◆ **STORED DATA**
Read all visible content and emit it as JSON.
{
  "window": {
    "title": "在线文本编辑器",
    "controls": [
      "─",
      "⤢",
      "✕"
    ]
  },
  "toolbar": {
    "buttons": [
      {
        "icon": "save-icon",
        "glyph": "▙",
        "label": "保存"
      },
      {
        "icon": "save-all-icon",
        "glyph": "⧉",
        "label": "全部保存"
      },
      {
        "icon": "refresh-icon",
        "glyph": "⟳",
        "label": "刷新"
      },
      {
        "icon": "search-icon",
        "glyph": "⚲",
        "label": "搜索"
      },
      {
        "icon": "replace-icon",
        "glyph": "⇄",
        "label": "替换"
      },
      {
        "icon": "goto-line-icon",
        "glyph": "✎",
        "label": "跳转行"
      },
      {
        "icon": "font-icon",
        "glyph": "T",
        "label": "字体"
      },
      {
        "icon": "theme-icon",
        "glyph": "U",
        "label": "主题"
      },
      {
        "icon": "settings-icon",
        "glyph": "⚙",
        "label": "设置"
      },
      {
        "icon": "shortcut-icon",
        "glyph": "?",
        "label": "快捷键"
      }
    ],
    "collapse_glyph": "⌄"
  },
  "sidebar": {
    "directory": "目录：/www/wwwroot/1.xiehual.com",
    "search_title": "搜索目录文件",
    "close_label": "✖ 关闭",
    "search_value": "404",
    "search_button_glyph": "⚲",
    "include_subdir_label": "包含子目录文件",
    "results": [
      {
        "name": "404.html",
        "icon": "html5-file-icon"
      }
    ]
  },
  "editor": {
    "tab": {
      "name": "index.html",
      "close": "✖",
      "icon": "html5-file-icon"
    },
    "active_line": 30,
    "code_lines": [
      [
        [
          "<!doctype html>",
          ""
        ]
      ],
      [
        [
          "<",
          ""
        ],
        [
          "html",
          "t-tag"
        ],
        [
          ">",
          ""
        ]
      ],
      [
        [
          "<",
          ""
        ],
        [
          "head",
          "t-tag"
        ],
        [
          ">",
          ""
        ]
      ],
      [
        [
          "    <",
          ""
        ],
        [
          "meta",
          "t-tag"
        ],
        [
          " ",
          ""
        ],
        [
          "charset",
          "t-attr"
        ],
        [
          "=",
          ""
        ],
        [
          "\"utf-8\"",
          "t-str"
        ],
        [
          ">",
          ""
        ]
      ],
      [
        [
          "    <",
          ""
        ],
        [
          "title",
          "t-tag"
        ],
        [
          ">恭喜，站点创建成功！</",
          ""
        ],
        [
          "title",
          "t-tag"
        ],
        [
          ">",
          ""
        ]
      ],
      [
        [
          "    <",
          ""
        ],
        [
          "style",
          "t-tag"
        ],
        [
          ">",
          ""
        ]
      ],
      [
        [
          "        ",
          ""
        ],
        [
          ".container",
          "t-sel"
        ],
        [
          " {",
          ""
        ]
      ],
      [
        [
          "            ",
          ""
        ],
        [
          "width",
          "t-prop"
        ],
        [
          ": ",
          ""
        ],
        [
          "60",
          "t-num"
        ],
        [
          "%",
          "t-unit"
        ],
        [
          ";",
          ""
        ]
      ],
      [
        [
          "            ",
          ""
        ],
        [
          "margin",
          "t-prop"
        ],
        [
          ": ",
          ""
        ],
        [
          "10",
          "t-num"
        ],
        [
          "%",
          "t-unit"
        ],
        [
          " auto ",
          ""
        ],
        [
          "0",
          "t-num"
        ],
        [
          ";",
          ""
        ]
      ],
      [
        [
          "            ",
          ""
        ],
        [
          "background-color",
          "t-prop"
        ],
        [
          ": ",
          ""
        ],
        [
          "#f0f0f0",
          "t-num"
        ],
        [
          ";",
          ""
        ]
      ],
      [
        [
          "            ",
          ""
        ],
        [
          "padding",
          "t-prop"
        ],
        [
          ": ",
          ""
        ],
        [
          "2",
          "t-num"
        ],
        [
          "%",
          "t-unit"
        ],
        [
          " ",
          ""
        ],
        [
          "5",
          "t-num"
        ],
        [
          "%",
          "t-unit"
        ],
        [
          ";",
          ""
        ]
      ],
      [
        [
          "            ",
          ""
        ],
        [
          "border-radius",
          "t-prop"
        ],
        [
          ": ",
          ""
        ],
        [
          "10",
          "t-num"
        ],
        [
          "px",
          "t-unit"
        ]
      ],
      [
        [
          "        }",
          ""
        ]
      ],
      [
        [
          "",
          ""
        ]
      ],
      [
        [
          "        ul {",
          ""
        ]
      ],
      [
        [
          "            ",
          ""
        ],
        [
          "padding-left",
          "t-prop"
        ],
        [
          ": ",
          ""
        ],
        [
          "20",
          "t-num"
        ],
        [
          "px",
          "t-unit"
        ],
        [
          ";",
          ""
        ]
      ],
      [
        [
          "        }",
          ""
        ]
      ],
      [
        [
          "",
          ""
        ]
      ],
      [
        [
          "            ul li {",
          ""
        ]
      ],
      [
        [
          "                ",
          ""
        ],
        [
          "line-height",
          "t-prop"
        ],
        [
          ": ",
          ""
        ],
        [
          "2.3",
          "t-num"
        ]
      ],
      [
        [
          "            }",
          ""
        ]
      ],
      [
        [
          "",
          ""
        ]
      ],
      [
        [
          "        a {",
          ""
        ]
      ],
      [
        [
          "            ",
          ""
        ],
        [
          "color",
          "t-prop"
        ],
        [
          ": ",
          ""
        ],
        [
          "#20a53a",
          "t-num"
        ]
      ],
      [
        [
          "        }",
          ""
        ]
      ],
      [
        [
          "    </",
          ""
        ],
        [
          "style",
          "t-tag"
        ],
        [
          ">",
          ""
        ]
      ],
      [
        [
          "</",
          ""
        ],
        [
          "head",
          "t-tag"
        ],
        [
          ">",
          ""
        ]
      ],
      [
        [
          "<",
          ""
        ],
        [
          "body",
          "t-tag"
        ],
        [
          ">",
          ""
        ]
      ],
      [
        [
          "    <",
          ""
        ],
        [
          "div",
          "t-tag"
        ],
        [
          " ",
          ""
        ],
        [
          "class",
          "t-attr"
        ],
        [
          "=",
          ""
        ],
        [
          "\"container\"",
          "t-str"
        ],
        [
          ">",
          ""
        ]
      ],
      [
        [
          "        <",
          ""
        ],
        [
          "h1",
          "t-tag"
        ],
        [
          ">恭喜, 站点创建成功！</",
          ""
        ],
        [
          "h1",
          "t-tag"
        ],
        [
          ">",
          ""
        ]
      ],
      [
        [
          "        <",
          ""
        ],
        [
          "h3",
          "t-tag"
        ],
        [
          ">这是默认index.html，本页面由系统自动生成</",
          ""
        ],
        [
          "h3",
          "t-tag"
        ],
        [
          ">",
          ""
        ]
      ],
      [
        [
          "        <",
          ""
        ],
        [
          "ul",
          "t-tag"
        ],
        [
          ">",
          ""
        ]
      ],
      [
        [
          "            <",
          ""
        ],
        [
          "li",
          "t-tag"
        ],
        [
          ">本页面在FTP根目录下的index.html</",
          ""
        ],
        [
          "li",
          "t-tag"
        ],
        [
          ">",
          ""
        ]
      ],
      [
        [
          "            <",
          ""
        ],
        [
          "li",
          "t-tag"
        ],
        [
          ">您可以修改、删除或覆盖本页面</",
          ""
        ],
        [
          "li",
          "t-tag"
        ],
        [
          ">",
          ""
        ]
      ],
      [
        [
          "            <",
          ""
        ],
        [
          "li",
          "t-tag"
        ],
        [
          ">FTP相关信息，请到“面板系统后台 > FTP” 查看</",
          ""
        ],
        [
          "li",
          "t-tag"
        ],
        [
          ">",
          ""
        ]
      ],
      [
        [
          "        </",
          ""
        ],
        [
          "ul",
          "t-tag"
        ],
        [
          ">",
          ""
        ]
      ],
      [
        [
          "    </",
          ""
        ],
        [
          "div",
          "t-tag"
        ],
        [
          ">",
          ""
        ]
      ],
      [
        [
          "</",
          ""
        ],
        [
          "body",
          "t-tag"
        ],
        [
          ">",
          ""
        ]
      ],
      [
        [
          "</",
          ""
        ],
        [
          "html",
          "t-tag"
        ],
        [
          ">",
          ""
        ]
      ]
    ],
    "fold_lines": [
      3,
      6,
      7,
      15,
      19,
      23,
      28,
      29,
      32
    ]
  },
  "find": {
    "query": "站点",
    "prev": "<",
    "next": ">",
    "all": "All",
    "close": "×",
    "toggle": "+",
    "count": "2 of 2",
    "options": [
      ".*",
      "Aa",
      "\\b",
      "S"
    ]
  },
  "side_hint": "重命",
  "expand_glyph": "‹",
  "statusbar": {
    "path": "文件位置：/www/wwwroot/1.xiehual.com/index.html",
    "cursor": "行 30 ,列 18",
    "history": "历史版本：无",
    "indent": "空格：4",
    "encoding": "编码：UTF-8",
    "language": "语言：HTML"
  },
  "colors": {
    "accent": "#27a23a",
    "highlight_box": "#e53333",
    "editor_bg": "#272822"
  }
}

---

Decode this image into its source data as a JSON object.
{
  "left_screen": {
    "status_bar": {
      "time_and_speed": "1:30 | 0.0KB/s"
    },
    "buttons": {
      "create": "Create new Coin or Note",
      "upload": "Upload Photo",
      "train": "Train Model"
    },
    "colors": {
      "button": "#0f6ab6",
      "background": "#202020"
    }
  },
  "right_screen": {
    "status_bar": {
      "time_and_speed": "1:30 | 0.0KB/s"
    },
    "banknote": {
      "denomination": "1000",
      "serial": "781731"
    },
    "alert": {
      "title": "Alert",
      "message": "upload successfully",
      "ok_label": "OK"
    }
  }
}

◆ **TASK PROMPT**
Which lines hold the string "background"? Copy all of them from the data above.

◆ **SOLVED PROBLEM**
          "background-color",
      "background": "#202020"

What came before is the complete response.